**SET PROBLEM:** Determine the count of lines holding the string "true". Return only the number.

**Stored data:**
════

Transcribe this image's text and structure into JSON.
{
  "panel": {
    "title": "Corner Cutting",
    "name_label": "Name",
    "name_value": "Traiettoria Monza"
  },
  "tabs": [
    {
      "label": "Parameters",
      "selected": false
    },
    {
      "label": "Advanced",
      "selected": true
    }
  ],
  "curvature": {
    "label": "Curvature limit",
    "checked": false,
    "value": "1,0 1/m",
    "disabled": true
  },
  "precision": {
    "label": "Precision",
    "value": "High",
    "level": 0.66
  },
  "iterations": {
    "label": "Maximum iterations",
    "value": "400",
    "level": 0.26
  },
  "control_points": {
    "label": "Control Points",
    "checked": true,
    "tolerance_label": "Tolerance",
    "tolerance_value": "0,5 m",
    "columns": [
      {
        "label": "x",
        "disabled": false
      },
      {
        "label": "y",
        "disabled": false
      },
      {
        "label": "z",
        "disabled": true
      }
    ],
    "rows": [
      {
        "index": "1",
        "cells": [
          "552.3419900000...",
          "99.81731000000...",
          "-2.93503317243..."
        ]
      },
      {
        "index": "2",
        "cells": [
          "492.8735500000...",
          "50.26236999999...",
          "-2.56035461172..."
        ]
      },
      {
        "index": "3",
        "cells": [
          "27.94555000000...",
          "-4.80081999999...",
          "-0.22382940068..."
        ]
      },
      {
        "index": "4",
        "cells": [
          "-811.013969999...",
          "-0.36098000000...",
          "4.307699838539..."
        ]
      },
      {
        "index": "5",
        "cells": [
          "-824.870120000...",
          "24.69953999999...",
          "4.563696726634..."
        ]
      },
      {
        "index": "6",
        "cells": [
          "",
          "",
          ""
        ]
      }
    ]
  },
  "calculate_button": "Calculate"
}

════

**RESULT OF THIS TASK:** 4